[EXERCISE AIM] Your answer should be one number: how many lines of the data include the string "الاسئله"?
Begin
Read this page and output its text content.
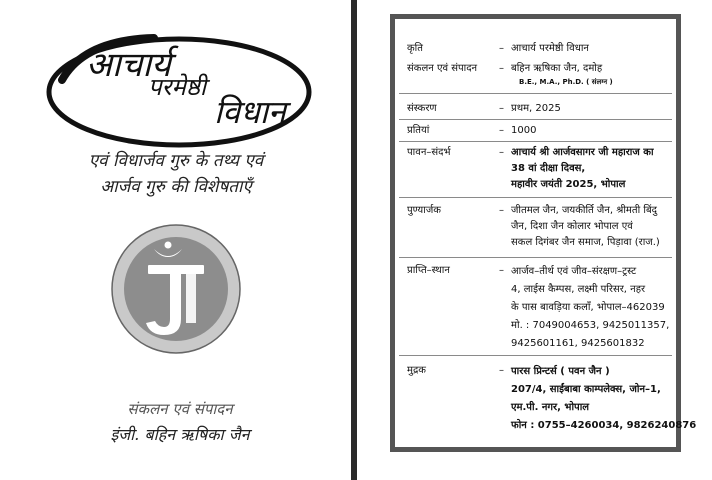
आचार्य
परमेष्ठी
विधान
एवं विधार्जव गुरु के तथ्य एवं
आर्जव गुरु की विशेषताएँ
संकलन एवं संपादन
इंजी. बहिन ऋषिका जैन
कृति	– आचार्य परमेष्ठी विधान
संकलन एवं संपादन	– बहिन ऋषिका जैन, दमोह
B.E., M.A., Ph.D. ( संलग्न )
संस्करण	– प्रथम, 2025
प्रतियां	– 1000
पावन–संदर्भ	– आचार्य श्री आर्जवसागर जी महाराज का
38 वां दीक्षा दिवस,
महावीर जयंती 2025, भोपाल
पुण्यार्जक	– जीतमल जैन, जयकीर्ति जैन, श्रीमती बिंदु
जैन, दिशा जैन कोलार भोपाल एवं
सकल दिगंबर जैन समाज, पिड़ावा (राज.)
प्राप्ति–स्थान	– आर्जव–तीर्थ एवं जीव–संरक्षण–ट्रस्ट
4, लाईस कैम्पस, लक्ष्मी परिसर, नहर
के पास बावड़िया कलाँ, भोपाल–462039
मो. : 7049004653, 9425011357,
9425601161, 9425601832
मुद्रक	– पारस प्रिन्टर्स ( पवन जैन )
207/4, साईंबाबा काम्पलेक्स, जोन–1,
एम.पी. नगर, भोपाल
फोन : 0755–4260034, 9826240876
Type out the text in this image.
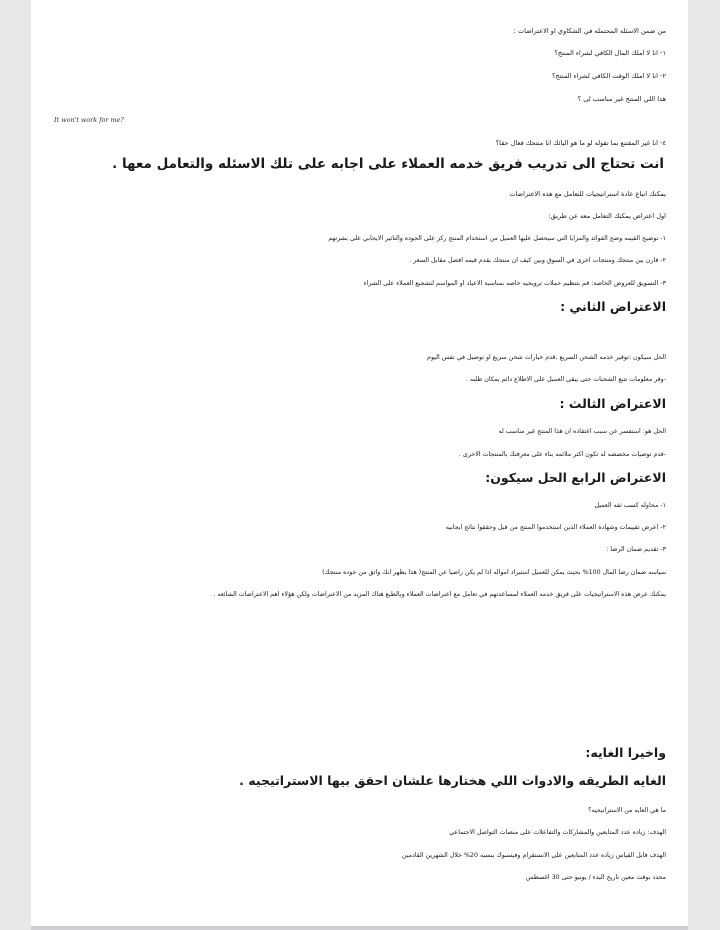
من ضمن الاسئله المحتمله في الشكاوي او الاعتراضات :
١- انا لا املك المال الكافي لشراء المنتج؟
٢- انا لا املك الوقت الكافي لشراء المنتج؟
هذا اللي المنتج غير مناسب لى ؟
It won't work for me?
٤- انا غير المقتنع بما تقوله لو ما هو اليائك انا منتجك فعال حقا؟
انت تحتاج الى تدريب فريق خدمه العملاء على اجابه على تلك الاسئله والتعامل معها .
يمكنك اتباع عادة استراتيجيات للتعامل مع هذه الاعتراضات
اول اعتراض يمكنك التعامل معه عن طريق:
١- توضيح القيمه وضح الفوائد والمزايا التي سيحصل عليها العميل من استخدام المنتج ركز على الجوده والتاثير الايجابي على بشرتهم
٢- قارن بين منتجك ومنتجات اخرى في السوق وبين كيف ان منتجك يقدم قيمه افضل مقابل السعر .
٣- التسويق للعروض الخاصة: قم بتنظيم حملات ترويجيه خاصه بمناسبة الاعياد او المواسم لتشجيع العملاء على الشراء
الاعتراض الثاني :
الحل سيكون :توفير خدمه الشحن السريع ،قدم خيارات شحن سريع او توصيل في نفس اليوم
-وفر معلومات تتبع الشحنات حتى يبقى العميل على الاطلاع دائم بمكان طلبه .
الاعتراض الثالث :
الحل هو: استفسر عن سبب اعتقاده ان هذا المنتج غير مناسب له
-قدم توصيات مخصصه له تكون اكثر ملائمه بناء على معرفتك بالمنتجات الاخرى .
الاعتراض الرابع الحل سيكون:
١- محاوله كسب ثقه العميل
٢- اعرض تقييمات وشهادة العملاء الذين استخدموا المنتج من قبل وحققوا نتائج ايجابيه
٣- تقديم ضمان الرضا :
سياسه ضمان رضا المال 100% بحيث يمكن للعميل استيراد امواله اذا لم يكن راضيا عن المنتج( هذا يظهر انك واثق من جوده منتجك)
يمكنك عرض هذه الاستراتيجيات على فريق خدمه العملاء لمساعدتهم في تعامل مع اعتراضات العملاء وبالطبع هناك المزيد من الاعتراضات ولكن هؤلاء اهم الاعتراضات الشائعه .
واخيرا الغايه:
الغايه الطريقه والادوات اللي هختارها علشان احقق بيها الاستراتيجيه .
ما هي الغايه من الاستراتيجيه؟
الهدف: زياده عدد المتابعين والمشاركات والتفاعلات على منصات التواصل الاجتماعي
الهدف قابل القياس زياده عدد المتابعين على الانستقرام وفيسبوك بنسبه 20% خلال الشهرين القادمين
محدد بوقت معين تاريخ البدء / يونيو حتى 30 اغسطس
End
[FULL RESPONSE] 2